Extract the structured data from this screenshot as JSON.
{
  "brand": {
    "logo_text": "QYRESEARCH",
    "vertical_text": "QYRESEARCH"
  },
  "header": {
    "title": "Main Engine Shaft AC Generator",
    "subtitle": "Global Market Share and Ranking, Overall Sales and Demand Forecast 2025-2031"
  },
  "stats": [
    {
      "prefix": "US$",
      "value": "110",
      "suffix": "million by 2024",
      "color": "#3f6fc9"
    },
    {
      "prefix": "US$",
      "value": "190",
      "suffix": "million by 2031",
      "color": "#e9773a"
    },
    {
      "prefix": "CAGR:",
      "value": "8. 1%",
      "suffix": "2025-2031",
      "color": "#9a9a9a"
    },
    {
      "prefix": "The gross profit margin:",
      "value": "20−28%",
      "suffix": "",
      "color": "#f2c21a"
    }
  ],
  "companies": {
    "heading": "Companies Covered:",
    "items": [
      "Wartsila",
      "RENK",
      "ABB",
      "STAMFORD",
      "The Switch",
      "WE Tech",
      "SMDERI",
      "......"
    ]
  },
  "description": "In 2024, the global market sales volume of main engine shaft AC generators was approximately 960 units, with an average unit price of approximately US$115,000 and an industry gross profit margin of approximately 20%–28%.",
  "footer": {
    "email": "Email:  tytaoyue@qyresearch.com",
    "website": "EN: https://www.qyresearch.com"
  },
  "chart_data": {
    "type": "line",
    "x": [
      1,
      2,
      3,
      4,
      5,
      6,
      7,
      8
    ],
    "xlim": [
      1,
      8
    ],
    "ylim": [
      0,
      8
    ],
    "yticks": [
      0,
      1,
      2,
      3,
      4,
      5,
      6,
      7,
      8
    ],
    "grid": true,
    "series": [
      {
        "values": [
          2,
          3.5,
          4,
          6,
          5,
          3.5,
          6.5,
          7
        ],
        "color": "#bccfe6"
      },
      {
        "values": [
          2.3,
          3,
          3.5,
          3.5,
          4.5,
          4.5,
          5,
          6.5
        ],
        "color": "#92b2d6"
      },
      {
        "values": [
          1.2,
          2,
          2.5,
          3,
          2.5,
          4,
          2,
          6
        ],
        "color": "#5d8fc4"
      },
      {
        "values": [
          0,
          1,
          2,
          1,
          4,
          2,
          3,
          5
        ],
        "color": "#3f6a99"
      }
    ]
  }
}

* _Your task_: Every line that holds the string "million" should be returned.

* _Correct output_:
      "suffix": "million by 2024",
      "suffix": "million by 2031",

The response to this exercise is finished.